* [Text]

=-=-=-=-=

YVETTE DRURY DUBINSKY
RECONSTRUCT
November 7 - December 20, 2025 | View photos of the Opening Reception on the gallery’s blog | The gallery will be closed for the Thanksgiving Holiday on November 26, 27, 28 and 29th.
ARTIST TALK with Yvette Drury Dubinsky, Heather Bennett, Chris Kahler and Patricia Olynyk at Bruno David Gallery is on Saturday, December 13 at 4 pm. Read more about the Artist Talk
Bruno David Gallery is pleased to announce RECONSTRUCT, an exhibition of a new mixed media installation and smaller works by Artist Yvette Drury Dubinsky. Reconstruct builds on Dubinsky’s 2024 New York exhibition constructDEconstruct. She continues to explore the tenuousness of shelter, stability, and home via repurposed containers and boxes but here she works to create new structures with them.
Born of the interplay between solitary work in her studio, the push-pull of her personal life, and the ongoing turmoil of the outside world, Dubinsky’s new work builds on her earlier work and combines maps and silhouetted figures with abstract shapes created by flattened and printed boxes. Using painting, printmaking, alternative photography, and collage she incorporates earlier, never shown or salvaged work and frames.
In her last St. Louis exhibition at Bruno David Gallery, Dubinsky repurposed small cardboard boxes used to store medicines and art supplies. She then flattened, printed, or painted on them, and transformed them into discrete two-dimensional objects. She later, in her most recent exhibition (2024 in New York) pushed the boxes further, using them as printing plates, layering their shapes on paper to create complex monotypes. The resulting prints were brought together with the original boxes, which had been printed, painted, and collaged using oil-based ink, gesso, colored inks, photo processes, acrylic, pencil, and marker to create large-scale, three-dimensional installations, as well as smaller works. One of those installations is reconstructed in this exhibition. The boxes in earlier work gestured toward their original use, as containers for supplies—medical and artistic—that sustain an individual life. But here, as they alchemize into sprawling assemblages and collages, they begin to resemble buildings and intersecting realities. The arrangement of the boxes and prints in the large installation Deconstruct (2024) is deliberately chaotic. Intermingling with hand-welded metal shapes, the boxes appear to randomly come off the wall, reflecting a landscape that might have been bombed or destroyed by natural disasters. Also printed on the boxes are maps from places such as Aleppo, Kiev, and Gaza, as well as silhouetted figures drawn from newspaper articles and photographs of Dubinsky’s own family. In all the work these figures travel, as if on a journey to someplace new. Maps of sanctuary cities appear too. In Deconstruct, the travelers survey the rubble, perhaps forced to flee homes now destroyed..

=-=-=-=-=

* [Problems and tasks]
1. Say whether each statement agrees with the exhibition announcement, and back each yes or no with the deciding words from it, quoted exactly. (a) The gallery is closed from November 26 through 29 for Thanksgiving. (b) The artist talk takes place on Saturday, December 20. (c) In her last St. Louis show, Dubinsky reused boxes that had held medicines and art supplies.
2. Carry on the exhibition announcement for RECONSTRUCT, starting after its last sentence.

=-=-=-=-=

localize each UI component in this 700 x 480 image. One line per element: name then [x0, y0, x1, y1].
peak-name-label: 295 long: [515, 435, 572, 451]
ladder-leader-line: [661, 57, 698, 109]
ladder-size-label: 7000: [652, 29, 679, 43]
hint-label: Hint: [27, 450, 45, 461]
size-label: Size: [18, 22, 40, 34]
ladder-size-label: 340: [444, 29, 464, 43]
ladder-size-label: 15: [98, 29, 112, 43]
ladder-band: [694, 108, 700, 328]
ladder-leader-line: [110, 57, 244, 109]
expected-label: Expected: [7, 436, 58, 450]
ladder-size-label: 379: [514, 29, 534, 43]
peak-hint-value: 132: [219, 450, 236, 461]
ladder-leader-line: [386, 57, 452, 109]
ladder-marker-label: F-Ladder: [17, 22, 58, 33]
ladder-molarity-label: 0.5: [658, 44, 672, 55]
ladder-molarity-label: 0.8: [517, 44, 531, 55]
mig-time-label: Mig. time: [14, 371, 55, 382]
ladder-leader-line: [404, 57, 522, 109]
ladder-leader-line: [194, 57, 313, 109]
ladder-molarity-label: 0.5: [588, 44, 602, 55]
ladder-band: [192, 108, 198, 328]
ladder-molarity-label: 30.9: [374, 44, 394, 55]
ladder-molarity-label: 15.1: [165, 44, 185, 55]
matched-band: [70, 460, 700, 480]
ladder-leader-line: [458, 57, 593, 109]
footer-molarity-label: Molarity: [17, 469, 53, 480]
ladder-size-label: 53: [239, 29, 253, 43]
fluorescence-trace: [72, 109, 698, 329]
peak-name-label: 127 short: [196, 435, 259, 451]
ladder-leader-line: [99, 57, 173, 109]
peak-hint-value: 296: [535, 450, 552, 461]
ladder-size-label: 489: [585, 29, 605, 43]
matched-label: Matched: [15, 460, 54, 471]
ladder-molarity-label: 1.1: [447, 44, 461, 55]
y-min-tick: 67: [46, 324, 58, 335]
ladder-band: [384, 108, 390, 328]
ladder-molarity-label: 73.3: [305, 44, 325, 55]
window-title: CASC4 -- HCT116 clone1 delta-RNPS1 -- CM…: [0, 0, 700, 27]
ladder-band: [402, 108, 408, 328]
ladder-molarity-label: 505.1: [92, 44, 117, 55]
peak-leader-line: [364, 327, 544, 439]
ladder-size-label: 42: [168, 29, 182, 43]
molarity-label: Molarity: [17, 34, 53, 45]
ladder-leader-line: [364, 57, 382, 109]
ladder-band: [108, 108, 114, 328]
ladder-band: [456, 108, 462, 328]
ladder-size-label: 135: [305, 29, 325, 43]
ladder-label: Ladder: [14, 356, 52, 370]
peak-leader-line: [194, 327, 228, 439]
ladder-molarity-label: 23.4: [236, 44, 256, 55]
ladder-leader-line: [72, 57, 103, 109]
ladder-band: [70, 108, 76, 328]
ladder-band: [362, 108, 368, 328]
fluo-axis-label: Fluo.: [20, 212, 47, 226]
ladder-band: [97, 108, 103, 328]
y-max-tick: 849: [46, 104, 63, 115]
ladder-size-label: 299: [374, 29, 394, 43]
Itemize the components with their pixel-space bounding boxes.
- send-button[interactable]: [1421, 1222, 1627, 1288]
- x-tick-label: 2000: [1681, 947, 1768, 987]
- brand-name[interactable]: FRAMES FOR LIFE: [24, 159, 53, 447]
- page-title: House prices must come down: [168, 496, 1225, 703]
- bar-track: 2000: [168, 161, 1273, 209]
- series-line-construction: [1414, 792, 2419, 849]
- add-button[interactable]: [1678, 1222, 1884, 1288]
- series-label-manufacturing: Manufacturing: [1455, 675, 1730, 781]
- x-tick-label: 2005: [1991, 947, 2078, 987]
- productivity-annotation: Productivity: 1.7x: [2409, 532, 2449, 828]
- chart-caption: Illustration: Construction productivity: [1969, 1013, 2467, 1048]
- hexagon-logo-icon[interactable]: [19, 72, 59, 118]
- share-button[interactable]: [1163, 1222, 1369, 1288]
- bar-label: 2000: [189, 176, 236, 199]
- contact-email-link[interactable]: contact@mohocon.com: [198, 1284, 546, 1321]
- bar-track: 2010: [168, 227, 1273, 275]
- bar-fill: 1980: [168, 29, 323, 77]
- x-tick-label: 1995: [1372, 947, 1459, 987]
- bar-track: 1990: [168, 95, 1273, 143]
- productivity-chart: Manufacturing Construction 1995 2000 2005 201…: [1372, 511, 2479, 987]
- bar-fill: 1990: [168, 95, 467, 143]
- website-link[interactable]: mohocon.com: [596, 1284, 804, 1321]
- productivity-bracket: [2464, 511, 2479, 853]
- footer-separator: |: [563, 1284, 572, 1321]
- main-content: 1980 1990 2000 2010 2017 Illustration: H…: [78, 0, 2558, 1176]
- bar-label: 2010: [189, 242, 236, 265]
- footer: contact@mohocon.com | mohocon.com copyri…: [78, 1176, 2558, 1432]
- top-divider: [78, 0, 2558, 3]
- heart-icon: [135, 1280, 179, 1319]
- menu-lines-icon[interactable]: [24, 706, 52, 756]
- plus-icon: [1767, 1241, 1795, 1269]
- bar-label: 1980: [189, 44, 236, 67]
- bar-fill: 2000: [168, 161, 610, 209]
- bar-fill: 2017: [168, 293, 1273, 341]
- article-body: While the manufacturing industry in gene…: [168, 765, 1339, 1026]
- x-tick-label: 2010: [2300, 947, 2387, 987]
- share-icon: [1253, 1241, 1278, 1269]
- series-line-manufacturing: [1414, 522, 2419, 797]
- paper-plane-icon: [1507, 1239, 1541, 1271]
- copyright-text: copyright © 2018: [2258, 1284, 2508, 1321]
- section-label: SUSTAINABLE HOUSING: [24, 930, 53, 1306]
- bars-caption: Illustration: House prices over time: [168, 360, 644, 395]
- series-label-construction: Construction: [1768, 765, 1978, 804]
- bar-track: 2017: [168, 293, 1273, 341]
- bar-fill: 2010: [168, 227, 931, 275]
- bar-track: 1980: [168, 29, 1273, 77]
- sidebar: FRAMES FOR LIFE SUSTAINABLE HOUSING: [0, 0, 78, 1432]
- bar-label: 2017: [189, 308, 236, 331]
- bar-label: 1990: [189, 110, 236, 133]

=-=-=-=-=

* [Results by task]
1.
(a) Yes: "The gallery will be closed for the Thanksgiving Holiday on November 26, 27, 28 and 29th."
(b) No: "is on Saturday, December 13 at 4 pm"
(c) Yes: "Dubinsky repurposed small cardboard boxes used to store medicines and art supplies"

2.
The boxes, once literal containers for supplies, become metaphors for human refuge. Their forms reference current social problems: lack of affordable housing, the destruction of homes during wartime, and lack of shelter for migrants. In the current exhibition, the reuse of containers seeks to reverse the accumulation of waste in our landfills, and by extension its effect on global warming. A wide variety of support structures sustain us as humans: the houses we live in, the families we nurture, and the communities in which we stake claim. But these support structures are also vulnerable to illness and injury, or war and climate change. DEconstruct asks, “What do we do when our systems of support fail?” Reconstruct is a hopeful response to that question: We use what we have and continue to move on, or make art.
Dubinsky has shown her work around the US and in Europe and Japan. Her art is in the collection of The Saint Louis Art Museum, The New York Public Library, The National Art Museum of Tokyo, The Beineke Library at Yale University, The Provincetown Art Association and Museum, The Nevada Art Museum, The Margaret Harwell Museum and The Federal Reserve Bank. Her large collaged alternative process photographs have been a part of the Art in Embassies Program of the United States State Department. She has had a residency at the Cité Internationale des Arts in Paris, France.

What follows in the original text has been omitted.